ITEMS:
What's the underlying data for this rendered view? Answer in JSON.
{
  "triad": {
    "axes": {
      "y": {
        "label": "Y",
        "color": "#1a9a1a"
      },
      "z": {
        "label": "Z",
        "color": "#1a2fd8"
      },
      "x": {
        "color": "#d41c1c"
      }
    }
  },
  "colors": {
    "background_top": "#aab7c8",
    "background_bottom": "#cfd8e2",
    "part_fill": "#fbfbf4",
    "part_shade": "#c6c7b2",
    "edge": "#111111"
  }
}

PROBLEM REQUIREMENTS:
Give back the whole listing, word for word.

RESULT BELOW:
What's the underlying data for this rendered view? Answer in JSON.
{
  "triad": {
    "axes": {
      "y": {
        "label": "Y",
        "color": "#1a9a1a"
      },
      "z": {
        "label": "Z",
        "color": "#1a2fd8"
      },
      "x": {
        "color": "#d41c1c"
      }
    }
  },
  "colors": {
    "background_top": "#aab7c8",
    "background_bottom": "#cfd8e2",
    "part_fill": "#fbfbf4",
    "part_shade": "#c6c7b2",
    "edge": "#111111"
  }
}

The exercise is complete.